Provided records:
-- BEGIN --

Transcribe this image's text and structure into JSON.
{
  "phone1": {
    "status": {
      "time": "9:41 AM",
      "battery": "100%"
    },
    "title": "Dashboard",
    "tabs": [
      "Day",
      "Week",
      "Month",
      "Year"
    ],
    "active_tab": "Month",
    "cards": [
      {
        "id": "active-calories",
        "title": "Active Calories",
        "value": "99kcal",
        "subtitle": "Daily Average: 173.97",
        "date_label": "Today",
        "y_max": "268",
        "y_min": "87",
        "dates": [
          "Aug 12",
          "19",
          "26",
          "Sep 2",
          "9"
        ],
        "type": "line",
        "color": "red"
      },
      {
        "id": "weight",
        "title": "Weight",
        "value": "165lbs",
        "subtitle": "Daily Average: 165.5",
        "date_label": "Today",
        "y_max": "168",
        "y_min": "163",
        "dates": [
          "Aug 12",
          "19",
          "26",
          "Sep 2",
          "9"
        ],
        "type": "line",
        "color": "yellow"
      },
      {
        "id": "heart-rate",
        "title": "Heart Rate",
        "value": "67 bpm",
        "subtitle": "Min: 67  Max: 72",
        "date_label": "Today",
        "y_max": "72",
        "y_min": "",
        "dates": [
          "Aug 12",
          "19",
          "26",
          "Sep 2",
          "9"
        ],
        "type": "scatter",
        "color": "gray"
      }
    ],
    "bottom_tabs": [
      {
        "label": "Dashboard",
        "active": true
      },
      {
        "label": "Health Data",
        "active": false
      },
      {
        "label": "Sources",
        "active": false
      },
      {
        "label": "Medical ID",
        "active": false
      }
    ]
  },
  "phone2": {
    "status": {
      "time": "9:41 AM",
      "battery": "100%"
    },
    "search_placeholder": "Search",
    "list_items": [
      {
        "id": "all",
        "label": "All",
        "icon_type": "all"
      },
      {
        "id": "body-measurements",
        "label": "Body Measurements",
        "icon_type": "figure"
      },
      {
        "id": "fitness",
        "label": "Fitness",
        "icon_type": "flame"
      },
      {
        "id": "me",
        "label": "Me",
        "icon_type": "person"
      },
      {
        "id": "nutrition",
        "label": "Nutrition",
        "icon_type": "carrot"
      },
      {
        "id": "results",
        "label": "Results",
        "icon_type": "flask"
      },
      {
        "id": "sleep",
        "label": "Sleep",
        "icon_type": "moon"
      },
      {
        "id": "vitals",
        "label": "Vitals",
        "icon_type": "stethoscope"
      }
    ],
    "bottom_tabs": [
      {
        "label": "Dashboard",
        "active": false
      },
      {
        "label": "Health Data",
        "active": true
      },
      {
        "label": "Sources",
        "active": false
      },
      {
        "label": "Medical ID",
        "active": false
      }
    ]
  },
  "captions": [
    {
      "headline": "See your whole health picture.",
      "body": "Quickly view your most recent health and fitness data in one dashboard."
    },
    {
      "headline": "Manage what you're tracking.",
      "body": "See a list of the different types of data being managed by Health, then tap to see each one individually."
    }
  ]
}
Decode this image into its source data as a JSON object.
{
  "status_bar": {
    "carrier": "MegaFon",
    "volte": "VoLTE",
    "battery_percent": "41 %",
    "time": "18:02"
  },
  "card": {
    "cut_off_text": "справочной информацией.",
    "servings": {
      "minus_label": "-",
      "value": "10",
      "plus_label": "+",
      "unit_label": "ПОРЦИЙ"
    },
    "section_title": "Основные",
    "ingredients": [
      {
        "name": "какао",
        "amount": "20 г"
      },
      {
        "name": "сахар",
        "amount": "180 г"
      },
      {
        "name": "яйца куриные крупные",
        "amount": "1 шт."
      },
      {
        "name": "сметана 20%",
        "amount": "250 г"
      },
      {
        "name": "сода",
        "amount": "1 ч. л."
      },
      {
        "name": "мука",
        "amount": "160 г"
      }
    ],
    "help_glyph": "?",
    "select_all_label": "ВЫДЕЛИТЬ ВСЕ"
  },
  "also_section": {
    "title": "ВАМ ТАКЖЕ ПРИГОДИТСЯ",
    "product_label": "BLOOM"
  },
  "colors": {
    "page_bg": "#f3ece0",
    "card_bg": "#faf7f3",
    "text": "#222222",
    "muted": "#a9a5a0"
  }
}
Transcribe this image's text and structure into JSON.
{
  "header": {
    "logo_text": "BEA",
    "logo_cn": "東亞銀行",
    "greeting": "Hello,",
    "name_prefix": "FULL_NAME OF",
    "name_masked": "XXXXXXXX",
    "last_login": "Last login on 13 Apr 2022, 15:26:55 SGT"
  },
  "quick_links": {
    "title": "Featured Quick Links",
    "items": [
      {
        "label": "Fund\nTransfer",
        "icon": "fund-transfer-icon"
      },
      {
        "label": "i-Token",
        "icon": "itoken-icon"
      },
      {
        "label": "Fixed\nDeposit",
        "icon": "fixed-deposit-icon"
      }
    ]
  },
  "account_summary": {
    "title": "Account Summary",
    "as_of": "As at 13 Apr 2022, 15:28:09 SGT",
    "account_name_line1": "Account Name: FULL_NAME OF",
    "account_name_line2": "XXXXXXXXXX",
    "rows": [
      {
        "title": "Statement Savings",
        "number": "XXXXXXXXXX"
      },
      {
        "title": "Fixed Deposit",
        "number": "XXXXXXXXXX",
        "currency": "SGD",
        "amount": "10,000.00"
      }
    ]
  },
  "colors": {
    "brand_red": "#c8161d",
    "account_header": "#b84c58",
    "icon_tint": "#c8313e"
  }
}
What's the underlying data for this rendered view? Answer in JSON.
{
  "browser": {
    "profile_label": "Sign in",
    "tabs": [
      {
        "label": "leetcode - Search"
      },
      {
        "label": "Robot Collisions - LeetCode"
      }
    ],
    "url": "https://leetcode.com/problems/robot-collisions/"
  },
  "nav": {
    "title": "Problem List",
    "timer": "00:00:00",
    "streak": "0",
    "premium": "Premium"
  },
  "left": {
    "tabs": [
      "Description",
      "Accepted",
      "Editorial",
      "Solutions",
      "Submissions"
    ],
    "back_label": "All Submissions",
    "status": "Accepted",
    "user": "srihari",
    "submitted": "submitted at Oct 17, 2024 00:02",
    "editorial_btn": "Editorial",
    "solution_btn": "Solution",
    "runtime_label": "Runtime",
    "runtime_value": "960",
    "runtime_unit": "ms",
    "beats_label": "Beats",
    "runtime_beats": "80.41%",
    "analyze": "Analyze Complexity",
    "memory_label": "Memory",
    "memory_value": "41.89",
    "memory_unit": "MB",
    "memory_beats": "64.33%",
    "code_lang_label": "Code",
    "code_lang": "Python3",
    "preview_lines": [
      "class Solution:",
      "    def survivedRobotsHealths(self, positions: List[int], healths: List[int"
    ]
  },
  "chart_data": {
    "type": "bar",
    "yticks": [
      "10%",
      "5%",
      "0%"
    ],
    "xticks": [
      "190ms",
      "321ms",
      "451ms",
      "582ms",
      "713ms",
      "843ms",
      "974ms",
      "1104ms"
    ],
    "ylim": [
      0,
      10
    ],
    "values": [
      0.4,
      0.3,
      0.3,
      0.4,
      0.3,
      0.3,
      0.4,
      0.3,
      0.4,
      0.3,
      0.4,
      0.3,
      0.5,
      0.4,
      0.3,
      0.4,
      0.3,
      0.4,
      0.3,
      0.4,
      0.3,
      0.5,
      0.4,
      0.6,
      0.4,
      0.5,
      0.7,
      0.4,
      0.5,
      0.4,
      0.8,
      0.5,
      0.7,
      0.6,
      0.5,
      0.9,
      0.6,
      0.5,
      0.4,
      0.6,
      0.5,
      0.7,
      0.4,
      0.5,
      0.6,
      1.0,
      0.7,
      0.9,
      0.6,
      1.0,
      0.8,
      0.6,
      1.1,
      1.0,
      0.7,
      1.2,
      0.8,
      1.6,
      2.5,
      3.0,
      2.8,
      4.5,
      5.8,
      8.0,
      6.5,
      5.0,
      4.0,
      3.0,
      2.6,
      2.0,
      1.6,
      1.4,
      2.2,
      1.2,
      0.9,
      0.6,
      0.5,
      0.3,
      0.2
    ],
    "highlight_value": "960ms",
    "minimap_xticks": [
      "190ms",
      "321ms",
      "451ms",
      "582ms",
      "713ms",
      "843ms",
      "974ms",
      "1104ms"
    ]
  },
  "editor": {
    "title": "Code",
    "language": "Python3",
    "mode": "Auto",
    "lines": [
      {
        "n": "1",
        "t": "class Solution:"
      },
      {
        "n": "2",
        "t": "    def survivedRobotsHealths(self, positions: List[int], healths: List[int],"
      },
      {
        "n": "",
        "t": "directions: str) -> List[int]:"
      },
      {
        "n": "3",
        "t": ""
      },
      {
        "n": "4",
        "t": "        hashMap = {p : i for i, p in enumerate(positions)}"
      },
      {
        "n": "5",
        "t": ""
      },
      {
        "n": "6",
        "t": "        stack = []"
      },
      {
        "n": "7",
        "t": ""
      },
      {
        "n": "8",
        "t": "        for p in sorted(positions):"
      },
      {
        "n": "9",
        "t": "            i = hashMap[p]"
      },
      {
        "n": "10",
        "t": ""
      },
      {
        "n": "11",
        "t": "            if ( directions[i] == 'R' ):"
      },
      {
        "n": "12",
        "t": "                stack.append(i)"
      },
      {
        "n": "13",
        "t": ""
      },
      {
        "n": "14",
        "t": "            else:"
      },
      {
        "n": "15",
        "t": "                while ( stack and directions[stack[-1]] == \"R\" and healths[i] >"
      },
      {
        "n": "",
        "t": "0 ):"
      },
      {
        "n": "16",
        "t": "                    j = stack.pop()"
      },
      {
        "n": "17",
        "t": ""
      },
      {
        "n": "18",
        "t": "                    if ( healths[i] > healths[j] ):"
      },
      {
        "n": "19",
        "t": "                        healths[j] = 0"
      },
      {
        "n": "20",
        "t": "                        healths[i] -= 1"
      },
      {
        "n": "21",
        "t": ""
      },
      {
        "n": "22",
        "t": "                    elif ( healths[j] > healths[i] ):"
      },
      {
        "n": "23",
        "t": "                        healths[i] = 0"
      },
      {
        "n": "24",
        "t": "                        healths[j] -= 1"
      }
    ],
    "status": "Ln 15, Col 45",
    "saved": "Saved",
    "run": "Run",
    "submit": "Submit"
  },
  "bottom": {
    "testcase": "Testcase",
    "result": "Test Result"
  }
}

-- END --

Set task: From the entries above, select each line containing the string "amount".

Result of this exercise:
        "amount": "20 г"
        "amount": "180 г"
        "amount": "1 шт."
        "amount": "250 г"
        "amount": "1 ч. л."
        "amount": "160 г"
        "amount": "10,000.00"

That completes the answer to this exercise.